**What this task involves:**
Could you return every record below without changing a word?

BEGIN Task material

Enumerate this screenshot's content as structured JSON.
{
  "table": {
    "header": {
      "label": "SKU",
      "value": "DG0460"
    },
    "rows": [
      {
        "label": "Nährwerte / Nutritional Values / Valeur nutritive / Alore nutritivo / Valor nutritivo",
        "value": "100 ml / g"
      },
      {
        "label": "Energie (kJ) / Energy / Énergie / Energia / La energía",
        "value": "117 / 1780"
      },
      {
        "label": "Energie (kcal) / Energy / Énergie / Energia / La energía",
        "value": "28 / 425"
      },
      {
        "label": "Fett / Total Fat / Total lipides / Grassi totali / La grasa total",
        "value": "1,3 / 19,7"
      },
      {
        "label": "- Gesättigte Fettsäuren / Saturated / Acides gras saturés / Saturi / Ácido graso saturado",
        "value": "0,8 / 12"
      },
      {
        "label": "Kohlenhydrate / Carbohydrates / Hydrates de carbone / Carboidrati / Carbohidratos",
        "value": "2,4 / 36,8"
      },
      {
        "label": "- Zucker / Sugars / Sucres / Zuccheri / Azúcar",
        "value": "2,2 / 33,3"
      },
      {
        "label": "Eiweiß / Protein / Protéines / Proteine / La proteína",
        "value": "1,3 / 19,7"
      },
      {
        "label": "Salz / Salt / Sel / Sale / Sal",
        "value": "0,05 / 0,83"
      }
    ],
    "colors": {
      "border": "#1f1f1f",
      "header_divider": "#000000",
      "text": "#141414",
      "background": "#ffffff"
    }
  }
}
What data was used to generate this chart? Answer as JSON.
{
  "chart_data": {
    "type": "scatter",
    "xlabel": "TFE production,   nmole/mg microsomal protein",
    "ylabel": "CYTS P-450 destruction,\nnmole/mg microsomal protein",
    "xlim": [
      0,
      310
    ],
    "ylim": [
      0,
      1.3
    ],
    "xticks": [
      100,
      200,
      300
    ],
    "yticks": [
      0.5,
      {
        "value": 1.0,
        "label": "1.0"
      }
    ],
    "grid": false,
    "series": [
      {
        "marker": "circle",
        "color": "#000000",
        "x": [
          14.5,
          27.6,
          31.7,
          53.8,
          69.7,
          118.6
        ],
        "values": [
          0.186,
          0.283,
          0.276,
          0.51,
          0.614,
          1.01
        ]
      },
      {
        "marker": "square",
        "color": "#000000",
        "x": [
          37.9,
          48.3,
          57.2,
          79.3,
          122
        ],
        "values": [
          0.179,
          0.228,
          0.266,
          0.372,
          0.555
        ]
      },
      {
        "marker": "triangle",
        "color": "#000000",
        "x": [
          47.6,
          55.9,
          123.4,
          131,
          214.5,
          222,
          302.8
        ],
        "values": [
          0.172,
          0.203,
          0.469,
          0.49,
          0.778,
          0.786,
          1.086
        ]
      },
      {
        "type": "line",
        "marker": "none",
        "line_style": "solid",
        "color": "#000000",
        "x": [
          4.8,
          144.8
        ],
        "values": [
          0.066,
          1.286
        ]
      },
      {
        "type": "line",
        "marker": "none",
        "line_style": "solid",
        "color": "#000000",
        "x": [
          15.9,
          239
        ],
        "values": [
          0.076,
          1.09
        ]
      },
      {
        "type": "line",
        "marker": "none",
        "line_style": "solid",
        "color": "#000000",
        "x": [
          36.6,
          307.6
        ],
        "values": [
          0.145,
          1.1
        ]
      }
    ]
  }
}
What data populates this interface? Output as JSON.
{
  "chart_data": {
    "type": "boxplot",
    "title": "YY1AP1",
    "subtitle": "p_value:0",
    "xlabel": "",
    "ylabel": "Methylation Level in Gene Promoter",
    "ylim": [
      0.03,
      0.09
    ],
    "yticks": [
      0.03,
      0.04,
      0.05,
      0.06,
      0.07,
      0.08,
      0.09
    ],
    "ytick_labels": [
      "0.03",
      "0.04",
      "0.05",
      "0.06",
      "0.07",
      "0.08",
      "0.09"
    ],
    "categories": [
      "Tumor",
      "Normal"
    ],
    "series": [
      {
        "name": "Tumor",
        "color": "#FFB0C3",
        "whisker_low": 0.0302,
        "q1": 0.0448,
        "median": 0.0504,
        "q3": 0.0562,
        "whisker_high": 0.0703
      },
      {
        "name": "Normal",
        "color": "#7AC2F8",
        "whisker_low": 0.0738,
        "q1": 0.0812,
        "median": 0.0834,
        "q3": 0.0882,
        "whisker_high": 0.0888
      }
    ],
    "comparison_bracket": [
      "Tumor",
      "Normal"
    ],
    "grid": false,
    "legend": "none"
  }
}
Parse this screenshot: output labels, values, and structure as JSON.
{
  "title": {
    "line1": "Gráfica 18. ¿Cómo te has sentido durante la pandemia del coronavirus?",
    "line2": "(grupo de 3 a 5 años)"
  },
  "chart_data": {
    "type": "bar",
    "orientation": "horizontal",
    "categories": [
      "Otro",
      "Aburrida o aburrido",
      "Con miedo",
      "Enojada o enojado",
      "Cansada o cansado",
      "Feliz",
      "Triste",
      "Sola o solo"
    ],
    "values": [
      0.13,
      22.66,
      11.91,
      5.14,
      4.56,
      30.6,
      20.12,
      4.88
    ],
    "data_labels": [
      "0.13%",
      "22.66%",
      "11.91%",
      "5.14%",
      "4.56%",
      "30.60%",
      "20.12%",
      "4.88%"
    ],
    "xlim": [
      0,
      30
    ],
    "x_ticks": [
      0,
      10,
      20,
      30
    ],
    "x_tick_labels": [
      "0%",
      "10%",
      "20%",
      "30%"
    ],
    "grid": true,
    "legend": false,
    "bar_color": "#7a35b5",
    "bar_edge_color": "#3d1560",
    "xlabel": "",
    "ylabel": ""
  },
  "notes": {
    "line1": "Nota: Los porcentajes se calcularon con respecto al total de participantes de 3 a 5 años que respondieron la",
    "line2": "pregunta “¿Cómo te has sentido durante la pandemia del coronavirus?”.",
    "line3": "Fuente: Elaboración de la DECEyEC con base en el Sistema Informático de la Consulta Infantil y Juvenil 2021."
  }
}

END Task material

**Your solution:**
Enumerate this screenshot's content as structured JSON.
{
  "table": {
    "header": {
      "label": "SKU",
      "value": "DG0460"
    },
    "rows": [
      {
        "label": "Nährwerte / Nutritional Values / Valeur nutritive / Alore nutritivo / Valor nutritivo",
        "value": "100 ml / g"
      },
      {
        "label": "Energie (kJ) / Energy / Énergie / Energia / La energía",
        "value": "117 / 1780"
      },
      {
        "label": "Energie (kcal) / Energy / Énergie / Energia / La energía",
        "value": "28 / 425"
      },
      {
        "label": "Fett / Total Fat / Total lipides / Grassi totali / La grasa total",
        "value": "1,3 / 19,7"
      },
      {
        "label": "- Gesättigte Fettsäuren / Saturated / Acides gras saturés / Saturi / Ácido graso saturado",
        "value": "0,8 / 12"
      },
      {
        "label": "Kohlenhydrate / Carbohydrates / Hydrates de carbone / Carboidrati / Carbohidratos",
        "value": "2,4 / 36,8"
      },
      {
        "label": "- Zucker / Sugars / Sucres / Zuccheri / Azúcar",
        "value": "2,2 / 33,3"
      },
      {
        "label": "Eiweiß / Protein / Protéines / Proteine / La proteína",
        "value": "1,3 / 19,7"
      },
      {
        "label": "Salz / Salt / Sel / Sale / Sal",
        "value": "0,05 / 0,83"
      }
    ],
    "colors": {
      "border": "#1f1f1f",
      "header_divider": "#000000",
      "text": "#141414",
      "background": "#ffffff"
    }
  }
}
What data was used to generate this chart? Answer as JSON.
{
  "chart_data": {
    "type": "scatter",
    "xlabel": "TFE production,   nmole/mg microsomal protein",
    "ylabel": "CYTS P-450 destruction,\nnmole/mg microsomal protein",
    "xlim": [
      0,
      310
    ],
    "ylim": [
      0,
      1.3
    ],
    "xticks": [
      100,
      200,
      300
    ],
    "yticks": [
      0.5,
      {
        "value": 1.0,
        "label": "1.0"
      }
    ],
    "grid": false,
    "series": [
      {
        "marker": "circle",
        "color": "#000000",
        "x": [
          14.5,
          27.6,
          31.7,
          53.8,
          69.7,
          118.6
        ],
        "values": [
          0.186,
          0.283,
          0.276,
          0.51,
          0.614,
          1.01
        ]
      },
      {
        "marker": "square",
        "color": "#000000",
        "x": [
          37.9,
          48.3,
          57.2,
          79.3,
          122
        ],
        "values": [
          0.179,
          0.228,
          0.266,
          0.372,
          0.555
        ]
      },
      {
        "marker": "triangle",
        "color": "#000000",
        "x": [
          47.6,
          55.9,
          123.4,
          131,
          214.5,
          222,
          302.8
        ],
        "values": [
          0.172,
          0.203,
          0.469,
          0.49,
          0.778,
          0.786,
          1.086
        ]
      },
      {
        "type": "line",
        "marker": "none",
        "line_style": "solid",
        "color": "#000000",
        "x": [
          4.8,
          144.8
        ],
        "values": [
          0.066,
          1.286
        ]
      },
      {
        "type": "line",
        "marker": "none",
        "line_style": "solid",
        "color": "#000000",
        "x": [
          15.9,
          239
        ],
        "values": [
          0.076,
          1.09
        ]
      },
      {
        "type": "line",
        "marker": "none",
        "line_style": "solid",
        "color": "#000000",
        "x": [
          36.6,
          307.6
        ],
        "values": [
          0.145,
          1.1
        ]
      }
    ]
  }
}
What data populates this interface? Output as JSON.
{
  "chart_data": {
    "type": "boxplot",
    "title": "YY1AP1",
    "subtitle": "p_value:0",
    "xlabel": "",
    "ylabel": "Methylation Level in Gene Promoter",
    "ylim": [
      0.03,
      0.09
    ],
    "yticks": [
      0.03,
      0.04,
      0.05,
      0.06,
      0.07,
      0.08,
      0.09
    ],
    "ytick_labels": [
      "0.03",
      "0.04",
      "0.05",
      "0.06",
      "0.07",
      "0.08",
      "0.09"
    ],
    "categories": [
      "Tumor",
      "Normal"
    ],
    "series": [
      {
        "name": "Tumor",
        "color": "#FFB0C3",
        "whisker_low": 0.0302,
        "q1": 0.0448,
        "median": 0.0504,
        "q3": 0.0562,
        "whisker_high": 0.0703
      },
      {
        "name": "Normal",
        "color": "#7AC2F8",
        "whisker_low": 0.0738,
        "q1": 0.0812,
        "median": 0.0834,
        "q3": 0.0882,
        "whisker_high": 0.0888
      }
    ],
    "comparison_bracket": [
      "Tumor",
      "Normal"
    ],
    "grid": false,
    "legend": "none"
  }
}
Parse this screenshot: output labels, values, and structure as JSON.
{
  "title": {
    "line1": "Gráfica 18. ¿Cómo te has sentido durante la pandemia del coronavirus?",
    "line2": "(grupo de 3 a 5 años)"
  },
  "chart_data": {
    "type": "bar",
    "orientation": "horizontal",
    "categories": [
      "Otro",
      "Aburrida o aburrido",
      "Con miedo",
      "Enojada o enojado",
      "Cansada o cansado",
      "Feliz",
      "Triste",
      "Sola o solo"
    ],
    "values": [
      0.13,
      22.66,
      11.91,
      5.14,
      4.56,
      30.6,
      20.12,
      4.88
    ],
    "data_labels": [
      "0.13%",
      "22.66%",
      "11.91%",
      "5.14%",
      "4.56%",
      "30.60%",
      "20.12%",
      "4.88%"
    ],
    "xlim": [
      0,
      30
    ],
    "x_ticks": [
      0,
      10,
      20,
      30
    ],
    "x_tick_labels": [
      "0%",
      "10%",
      "20%",
      "30%"
    ],
    "grid": true,
    "legend": false,
    "bar_color": "#7a35b5",
    "bar_edge_color": "#3d1560",
    "xlabel": "",
    "ylabel": ""
  },
  "notes": {
    "line1": "Nota: Los porcentajes se calcularon con respecto al total de participantes de 3 a 5 años que respondieron la",
    "line2": "pregunta “¿Cómo te has sentido durante la pandemia del coronavirus?”.",
    "line3": "Fuente: Elaboración de la DECEyEC con base en el Sistema Informático de la Consulta Infantil y Juvenil 2021."
  }
}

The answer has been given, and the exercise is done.